▶ FRAGMENTO SELECCIONADO
::::::::::
La desaparición literal de la
edificación, el inverosímil abandono de la propiedad privada, la disminución de
la población, la bancarrota municipal y la pérdida de densidad hasta alcanzar
coeficientes antiurbanos se fundamenta y explica por un conjunto complejo de
factores. Pero el proceso resultante es tan físico y real que las imágenes que
provoca superan la función descriptiva para adquirir el carácter simbólico de
un síntoma o una enfermedad que creíamos improbable: las ciudades hoy también
pueden desaparecer, desvanecerse y borrarse.
Sin embargo, tanto los seres
humanos como las ciudades tienen una característica común: la resiliencia. Y,
fruto de dicha resistencia a desaparecer como forma y como comunidad, en
Detroit se están poniendo en práctica estrategias y métodos cuyo propósito no
es reconstruir la ciudad —algo para lo que no hay ni razón ni medios—, sino
concebir otra. Una ciudad que ocupa los lugares, los nuevos vacíos, con un
espíritu propio del pensamiento utópico que ha merodeado en torno a la idea de
ciudad desde sus orígenes.
::::::::::
▶ Entradas de datos guardadas
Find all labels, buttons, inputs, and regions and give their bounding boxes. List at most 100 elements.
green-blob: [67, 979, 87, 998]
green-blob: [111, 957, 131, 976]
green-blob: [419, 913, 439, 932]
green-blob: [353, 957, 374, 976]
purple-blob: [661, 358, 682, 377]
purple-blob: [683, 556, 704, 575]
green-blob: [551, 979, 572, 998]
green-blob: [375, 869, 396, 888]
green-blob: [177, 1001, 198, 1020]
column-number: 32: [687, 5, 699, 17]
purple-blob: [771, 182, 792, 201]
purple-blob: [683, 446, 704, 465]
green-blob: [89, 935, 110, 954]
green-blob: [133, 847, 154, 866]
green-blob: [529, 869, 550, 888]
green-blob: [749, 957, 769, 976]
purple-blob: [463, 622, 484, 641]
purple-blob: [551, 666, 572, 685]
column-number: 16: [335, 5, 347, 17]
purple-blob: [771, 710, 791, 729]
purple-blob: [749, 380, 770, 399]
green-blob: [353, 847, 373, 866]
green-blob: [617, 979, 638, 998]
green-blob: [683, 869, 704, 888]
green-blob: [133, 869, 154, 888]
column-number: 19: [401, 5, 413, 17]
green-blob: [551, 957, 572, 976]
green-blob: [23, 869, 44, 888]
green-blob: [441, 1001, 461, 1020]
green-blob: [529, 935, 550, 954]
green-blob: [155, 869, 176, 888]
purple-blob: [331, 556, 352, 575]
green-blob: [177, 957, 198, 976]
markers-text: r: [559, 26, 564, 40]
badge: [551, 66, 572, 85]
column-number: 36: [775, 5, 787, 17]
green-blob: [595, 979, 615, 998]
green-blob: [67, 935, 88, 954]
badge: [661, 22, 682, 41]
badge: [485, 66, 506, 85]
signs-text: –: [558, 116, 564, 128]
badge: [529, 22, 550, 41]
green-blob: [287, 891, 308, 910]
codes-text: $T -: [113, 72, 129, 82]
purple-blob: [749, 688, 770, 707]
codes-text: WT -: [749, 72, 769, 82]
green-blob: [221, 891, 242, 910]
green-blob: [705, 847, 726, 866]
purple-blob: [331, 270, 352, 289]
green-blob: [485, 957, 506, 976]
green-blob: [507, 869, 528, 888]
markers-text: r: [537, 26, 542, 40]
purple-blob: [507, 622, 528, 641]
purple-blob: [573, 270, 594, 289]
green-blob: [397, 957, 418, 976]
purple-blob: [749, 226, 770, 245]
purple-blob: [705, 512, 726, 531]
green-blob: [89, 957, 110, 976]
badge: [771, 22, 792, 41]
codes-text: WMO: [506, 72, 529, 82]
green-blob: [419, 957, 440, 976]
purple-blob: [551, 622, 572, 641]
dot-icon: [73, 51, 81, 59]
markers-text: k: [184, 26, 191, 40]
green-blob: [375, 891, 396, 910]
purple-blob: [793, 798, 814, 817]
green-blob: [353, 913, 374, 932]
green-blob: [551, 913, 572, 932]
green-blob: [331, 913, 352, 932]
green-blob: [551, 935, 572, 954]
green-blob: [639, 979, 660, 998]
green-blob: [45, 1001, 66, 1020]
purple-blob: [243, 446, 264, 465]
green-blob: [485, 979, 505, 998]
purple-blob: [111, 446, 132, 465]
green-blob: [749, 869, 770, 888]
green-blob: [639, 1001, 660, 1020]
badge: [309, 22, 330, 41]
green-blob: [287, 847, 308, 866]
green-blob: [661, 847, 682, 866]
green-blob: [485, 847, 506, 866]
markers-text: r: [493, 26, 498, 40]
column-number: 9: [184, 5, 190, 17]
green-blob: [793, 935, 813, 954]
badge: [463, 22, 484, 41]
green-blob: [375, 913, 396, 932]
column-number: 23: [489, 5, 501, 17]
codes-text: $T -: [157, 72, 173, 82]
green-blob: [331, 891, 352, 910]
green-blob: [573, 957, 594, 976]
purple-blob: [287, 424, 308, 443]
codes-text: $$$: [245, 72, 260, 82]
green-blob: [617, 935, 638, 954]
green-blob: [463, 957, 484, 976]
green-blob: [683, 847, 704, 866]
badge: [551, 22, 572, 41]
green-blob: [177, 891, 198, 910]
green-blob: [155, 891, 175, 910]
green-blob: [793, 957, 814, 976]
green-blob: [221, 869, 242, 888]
::::::::::
▶ CONSIGNA 1
Responda a partir del fragmento sobre Detroit:
(a) ¿Qué tres verbos usa el fragmento para lo que hoy también pueden hacer las ciudades?
(b) ¿Qué característica común comparten los seres humanos y las ciudades?
(c) ¿Para qué no hay "ni razón ni medios"?
▶ CONSIGNA 2
Transcriba del fragmento sobre Detroit el pasaje desde "La desaparición literal" hasta "desvanecerse y borrarse.".
Las entradas proceden de una fuente distinta.

▶ RESULTADO 1
(a) Desaparecer, desvanecerse y borrarse.
(b) La resiliencia.
(c) Para reconstruir la ciudad.

▶ RESULTADO 2
La desaparición literal de la
edificación, el inverosímil abandono de la propiedad privada, la disminución de
la población, la bancarrota municipal y la pérdida de densidad hasta alcanzar
coeficientes antiurbanos se fundamenta y explica por un conjunto complejo de
factores. Pero el proceso resultante es tan físico y real que las imágenes que
provoca superan la función descriptiva para adquirir el carácter simbólico de
un síntoma o una enfermedad que creíamos improbable: las ciudades hoy también
pueden desaparecer, desvanecerse y borrarse.